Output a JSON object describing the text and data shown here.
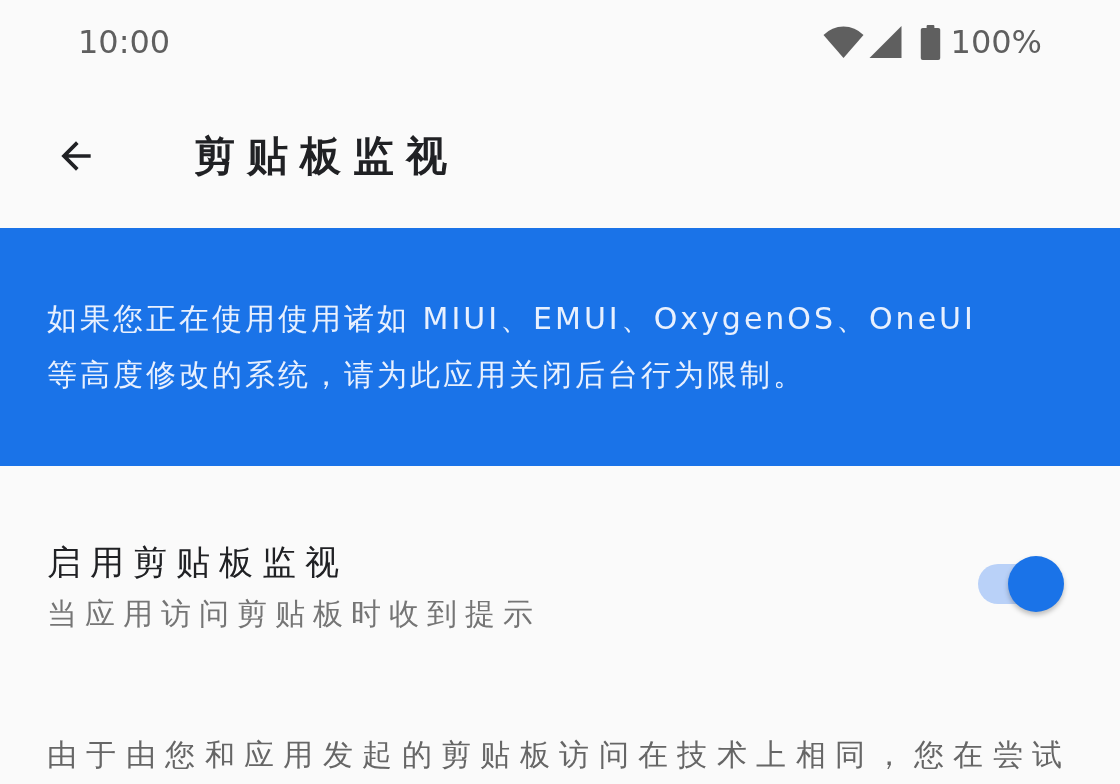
{
  "status_bar": {
    "time": "10:00",
    "battery": "100%"
  },
  "app_bar": {
    "title": "剪贴板监视"
  },
  "banner": {
    "text": "如果您正在使用使用诸如 MIUI、EMUI、OxygenOS、OneUI 等高度修改的系统，请为此应用关闭后台行为限制。"
  },
  "setting": {
    "title": "启用剪贴板监视",
    "subtitle": "当应用访问剪贴板时收到提示",
    "on": true
  },
  "description": "由于由您和应用发起的剪贴板访问在技术上相同，您在尝试"
}
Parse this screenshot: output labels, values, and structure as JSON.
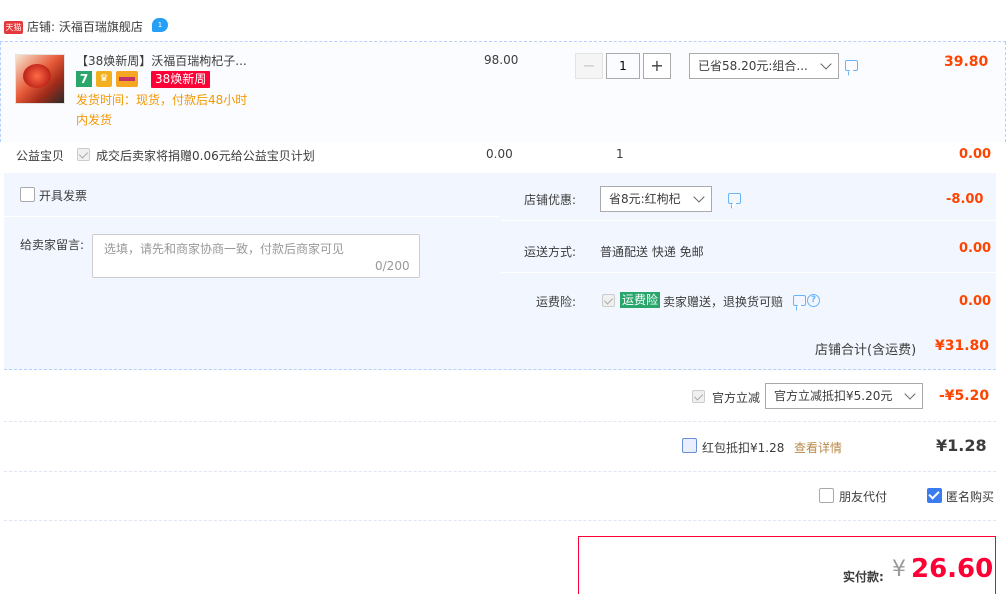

- **Written instruction**
Your task is to retype all the entries exactly and leave out any pictures.

- **Correct response**
Output a JSON object describing the text and data shown here.
{
  "status_bar": {
    "time": "10:00",
    "battery": "100%"
  },
  "app_bar": {
    "title": "剪贴板监视"
  },
  "banner": {
    "text": "如果您正在使用使用诸如 MIUI、EMUI、OxygenOS、OneUI 等高度修改的系统，请为此应用关闭后台行为限制。"
  },
  "setting": {
    "title": "启用剪贴板监视",
    "subtitle": "当应用访问剪贴板时收到提示",
    "on": true
  },
  "description": "由于由您和应用发起的剪贴板访问在技术上相同，您在尝试"
}
Parse this screenshot: output labels, values, and structure as JSON.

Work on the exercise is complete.